_Instructions to follow:_ Repeat all of the material exactly as given.

(Dataset records)
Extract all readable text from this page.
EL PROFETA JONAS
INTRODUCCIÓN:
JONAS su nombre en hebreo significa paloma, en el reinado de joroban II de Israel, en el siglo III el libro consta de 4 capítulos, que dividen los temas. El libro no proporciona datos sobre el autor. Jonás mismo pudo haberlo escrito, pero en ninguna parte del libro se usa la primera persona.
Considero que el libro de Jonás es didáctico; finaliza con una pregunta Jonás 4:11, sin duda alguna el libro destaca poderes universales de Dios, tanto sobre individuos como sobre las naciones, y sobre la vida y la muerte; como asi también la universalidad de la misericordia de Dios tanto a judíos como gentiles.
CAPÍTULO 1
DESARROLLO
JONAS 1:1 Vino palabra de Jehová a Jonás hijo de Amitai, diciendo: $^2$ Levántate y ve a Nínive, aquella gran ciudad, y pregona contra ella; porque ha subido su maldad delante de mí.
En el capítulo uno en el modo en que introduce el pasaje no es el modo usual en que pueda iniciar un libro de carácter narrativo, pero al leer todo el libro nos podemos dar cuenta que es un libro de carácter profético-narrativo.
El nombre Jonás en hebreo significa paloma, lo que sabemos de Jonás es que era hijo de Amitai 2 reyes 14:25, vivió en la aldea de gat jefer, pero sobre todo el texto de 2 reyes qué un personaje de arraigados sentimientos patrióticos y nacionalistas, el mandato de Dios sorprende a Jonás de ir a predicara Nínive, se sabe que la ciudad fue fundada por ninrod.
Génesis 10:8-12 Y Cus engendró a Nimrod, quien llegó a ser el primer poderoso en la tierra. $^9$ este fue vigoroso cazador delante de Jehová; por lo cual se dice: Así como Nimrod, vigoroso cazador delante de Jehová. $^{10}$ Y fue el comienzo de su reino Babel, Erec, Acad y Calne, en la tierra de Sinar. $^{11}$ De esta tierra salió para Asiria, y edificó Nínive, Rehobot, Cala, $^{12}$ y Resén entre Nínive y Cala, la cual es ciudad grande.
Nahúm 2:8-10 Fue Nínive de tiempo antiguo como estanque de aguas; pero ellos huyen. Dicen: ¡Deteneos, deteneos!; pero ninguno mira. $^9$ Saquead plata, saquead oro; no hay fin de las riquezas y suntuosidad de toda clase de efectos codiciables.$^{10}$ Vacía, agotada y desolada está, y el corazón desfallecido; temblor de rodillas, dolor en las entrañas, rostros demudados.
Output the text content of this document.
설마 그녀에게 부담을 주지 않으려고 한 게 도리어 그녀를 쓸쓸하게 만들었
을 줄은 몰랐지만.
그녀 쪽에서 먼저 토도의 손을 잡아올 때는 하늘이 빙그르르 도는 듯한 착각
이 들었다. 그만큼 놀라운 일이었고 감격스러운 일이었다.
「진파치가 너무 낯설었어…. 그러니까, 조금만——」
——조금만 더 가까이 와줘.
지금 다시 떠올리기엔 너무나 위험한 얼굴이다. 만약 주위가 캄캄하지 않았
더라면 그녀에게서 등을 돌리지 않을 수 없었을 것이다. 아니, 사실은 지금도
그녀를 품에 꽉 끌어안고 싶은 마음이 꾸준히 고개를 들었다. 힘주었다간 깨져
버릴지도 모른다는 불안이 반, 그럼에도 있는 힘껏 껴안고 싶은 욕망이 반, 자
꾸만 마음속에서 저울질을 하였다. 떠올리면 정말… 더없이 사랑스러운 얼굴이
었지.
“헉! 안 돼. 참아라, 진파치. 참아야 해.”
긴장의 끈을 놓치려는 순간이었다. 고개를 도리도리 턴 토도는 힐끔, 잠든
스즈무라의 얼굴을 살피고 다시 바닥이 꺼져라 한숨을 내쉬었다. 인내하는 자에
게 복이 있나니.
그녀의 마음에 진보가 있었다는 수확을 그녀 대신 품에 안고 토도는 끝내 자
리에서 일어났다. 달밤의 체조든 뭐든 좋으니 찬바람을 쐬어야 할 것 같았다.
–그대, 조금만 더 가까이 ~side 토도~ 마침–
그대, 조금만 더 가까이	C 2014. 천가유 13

_Correct result:_
Extract all readable text from this page.
EL PROFETA JONAS
INTRODUCCIÓN:
JONAS su nombre en hebreo significa paloma, en el reinado de joroban II de Israel, en el siglo III el libro consta de 4 capítulos, que dividen los temas. El libro no proporciona datos sobre el autor. Jonás mismo pudo haberlo escrito, pero en ninguna parte del libro se usa la primera persona.
Considero que el libro de Jonás es didáctico; finaliza con una pregunta Jonás 4:11, sin duda alguna el libro destaca poderes universales de Dios, tanto sobre individuos como sobre las naciones, y sobre la vida y la muerte; como asi también la universalidad de la misericordia de Dios tanto a judíos como gentiles.
CAPÍTULO 1
DESARROLLO
JONAS 1:1 Vino palabra de Jehová a Jonás hijo de Amitai, diciendo: $^2$ Levántate y ve a Nínive, aquella gran ciudad, y pregona contra ella; porque ha subido su maldad delante de mí.
En el capítulo uno en el modo en que introduce el pasaje no es el modo usual en que pueda iniciar un libro de carácter narrativo, pero al leer todo el libro nos podemos dar cuenta que es un libro de carácter profético-narrativo.
El nombre Jonás en hebreo significa paloma, lo que sabemos de Jonás es que era hijo de Amitai 2 reyes 14:25, vivió en la aldea de gat jefer, pero sobre todo el texto de 2 reyes qué un personaje de arraigados sentimientos patrióticos y nacionalistas, el mandato de Dios sorprende a Jonás de ir a predicara Nínive, se sabe que la ciudad fue fundada por ninrod.
Génesis 10:8-12 Y Cus engendró a Nimrod, quien llegó a ser el primer poderoso en la tierra. $^9$ este fue vigoroso cazador delante de Jehová; por lo cual se dice: Así como Nimrod, vigoroso cazador delante de Jehová. $^{10}$ Y fue el comienzo de su reino Babel, Erec, Acad y Calne, en la tierra de Sinar. $^{11}$ De esta tierra salió para Asiria, y edificó Nínive, Rehobot, Cala, $^{12}$ y Resén entre Nínive y Cala, la cual es ciudad grande.
Nahúm 2:8-10 Fue Nínive de tiempo antiguo como estanque de aguas; pero ellos huyen. Dicen: ¡Deteneos, deteneos!; pero ninguno mira. $^9$ Saquead plata, saquead oro; no hay fin de las riquezas y suntuosidad de toda clase de efectos codiciables.$^{10}$ Vacía, agotada y desolada está, y el corazón desfallecido; temblor de rodillas, dolor en las entrañas, rostros demudados.
Output the text content of this document.
설마 그녀에게 부담을 주지 않으려고 한 게 도리어 그녀를 쓸쓸하게 만들었
을 줄은 몰랐지만.
그녀 쪽에서 먼저 토도의 손을 잡아올 때는 하늘이 빙그르르 도는 듯한 착각
이 들었다. 그만큼 놀라운 일이었고 감격스러운 일이었다.
「진파치가 너무 낯설었어…. 그러니까, 조금만——」
——조금만 더 가까이 와줘.
지금 다시 떠올리기엔 너무나 위험한 얼굴이다. 만약 주위가 캄캄하지 않았
더라면 그녀에게서 등을 돌리지 않을 수 없었을 것이다. 아니, 사실은 지금도
그녀를 품에 꽉 끌어안고 싶은 마음이 꾸준히 고개를 들었다. 힘주었다간 깨져
버릴지도 모른다는 불안이 반, 그럼에도 있는 힘껏 껴안고 싶은 욕망이 반, 자
꾸만 마음속에서 저울질을 하였다. 떠올리면 정말… 더없이 사랑스러운 얼굴이
었지.
“헉! 안 돼. 참아라, 진파치. 참아야 해.”
긴장의 끈을 놓치려는 순간이었다. 고개를 도리도리 턴 토도는 힐끔, 잠든
스즈무라의 얼굴을 살피고 다시 바닥이 꺼져라 한숨을 내쉬었다. 인내하는 자에
게 복이 있나니.
그녀의 마음에 진보가 있었다는 수확을 그녀 대신 품에 안고 토도는 끝내 자
리에서 일어났다. 달밤의 체조든 뭐든 좋으니 찬바람을 쐬어야 할 것 같았다.
–그대, 조금만 더 가까이 ~side 토도~ 마침–
그대, 조금만 더 가까이	C 2014. 천가유 13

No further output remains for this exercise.